EXERCISE DESCRIPTION. Reproduce the whole listing, character for character.

INPUT FOR THIS TASK.

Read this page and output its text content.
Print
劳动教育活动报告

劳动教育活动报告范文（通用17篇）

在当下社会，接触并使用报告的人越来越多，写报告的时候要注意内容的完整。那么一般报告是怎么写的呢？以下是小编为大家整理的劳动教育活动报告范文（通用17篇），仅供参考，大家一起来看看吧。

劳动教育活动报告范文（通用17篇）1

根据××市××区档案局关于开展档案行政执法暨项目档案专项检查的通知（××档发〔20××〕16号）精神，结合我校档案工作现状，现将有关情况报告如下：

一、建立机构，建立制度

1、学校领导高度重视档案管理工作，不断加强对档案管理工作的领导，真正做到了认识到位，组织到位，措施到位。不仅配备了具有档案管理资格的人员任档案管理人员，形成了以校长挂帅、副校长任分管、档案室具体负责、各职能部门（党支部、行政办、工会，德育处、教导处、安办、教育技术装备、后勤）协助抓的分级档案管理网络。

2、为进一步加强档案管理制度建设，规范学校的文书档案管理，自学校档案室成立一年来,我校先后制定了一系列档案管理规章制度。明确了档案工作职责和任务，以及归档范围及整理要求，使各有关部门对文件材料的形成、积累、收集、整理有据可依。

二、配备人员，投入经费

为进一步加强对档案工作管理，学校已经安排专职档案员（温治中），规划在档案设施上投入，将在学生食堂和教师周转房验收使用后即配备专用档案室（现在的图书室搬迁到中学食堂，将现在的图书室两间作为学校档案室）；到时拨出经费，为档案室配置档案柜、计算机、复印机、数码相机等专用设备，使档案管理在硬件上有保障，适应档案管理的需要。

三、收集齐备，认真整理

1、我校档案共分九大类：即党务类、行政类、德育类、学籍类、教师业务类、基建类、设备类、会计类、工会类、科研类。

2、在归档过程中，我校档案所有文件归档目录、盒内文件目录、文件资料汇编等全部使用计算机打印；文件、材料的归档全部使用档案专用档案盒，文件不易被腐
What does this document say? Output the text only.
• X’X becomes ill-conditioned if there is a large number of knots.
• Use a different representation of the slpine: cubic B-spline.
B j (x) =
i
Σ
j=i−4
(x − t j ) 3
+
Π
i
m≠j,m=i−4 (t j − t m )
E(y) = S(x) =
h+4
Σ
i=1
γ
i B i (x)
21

ANSWER FOR THE TASK.
Read this page and output its text content.
Print
劳动教育活动报告

劳动教育活动报告范文（通用17篇）

在当下社会，接触并使用报告的人越来越多，写报告的时候要注意内容的完整。那么一般报告是怎么写的呢？以下是小编为大家整理的劳动教育活动报告范文（通用17篇），仅供参考，大家一起来看看吧。

劳动教育活动报告范文（通用17篇）1

根据××市××区档案局关于开展档案行政执法暨项目档案专项检查的通知（××档发〔20××〕16号）精神，结合我校档案工作现状，现将有关情况报告如下：

一、建立机构，建立制度

1、学校领导高度重视档案管理工作，不断加强对档案管理工作的领导，真正做到了认识到位，组织到位，措施到位。不仅配备了具有档案管理资格的人员任档案管理人员，形成了以校长挂帅、副校长任分管、档案室具体负责、各职能部门（党支部、行政办、工会，德育处、教导处、安办、教育技术装备、后勤）协助抓的分级档案管理网络。

2、为进一步加强档案管理制度建设，规范学校的文书档案管理，自学校档案室成立一年来,我校先后制定了一系列档案管理规章制度。明确了档案工作职责和任务，以及归档范围及整理要求，使各有关部门对文件材料的形成、积累、收集、整理有据可依。

二、配备人员，投入经费

为进一步加强对档案工作管理，学校已经安排专职档案员（温治中），规划在档案设施上投入，将在学生食堂和教师周转房验收使用后即配备专用档案室（现在的图书室搬迁到中学食堂，将现在的图书室两间作为学校档案室）；到时拨出经费，为档案室配置档案柜、计算机、复印机、数码相机等专用设备，使档案管理在硬件上有保障，适应档案管理的需要。

三、收集齐备，认真整理

1、我校档案共分九大类：即党务类、行政类、德育类、学籍类、教师业务类、基建类、设备类、会计类、工会类、科研类。

2、在归档过程中，我校档案所有文件归档目录、盒内文件目录、文件资料汇编等全部使用计算机打印；文件、材料的归档全部使用档案专用档案盒，文件不易被腐
What does this document say? Output the text only.
• X’X becomes ill-conditioned if there is a large number of knots.
• Use a different representation of the slpine: cubic B-spline.
B j (x) =
i
Σ
j=i−4
(x − t j ) 3
+
Π
i
m≠j,m=i−4 (t j − t m )
E(y) = S(x) =
h+4
Σ
i=1
γ
i B i (x)
21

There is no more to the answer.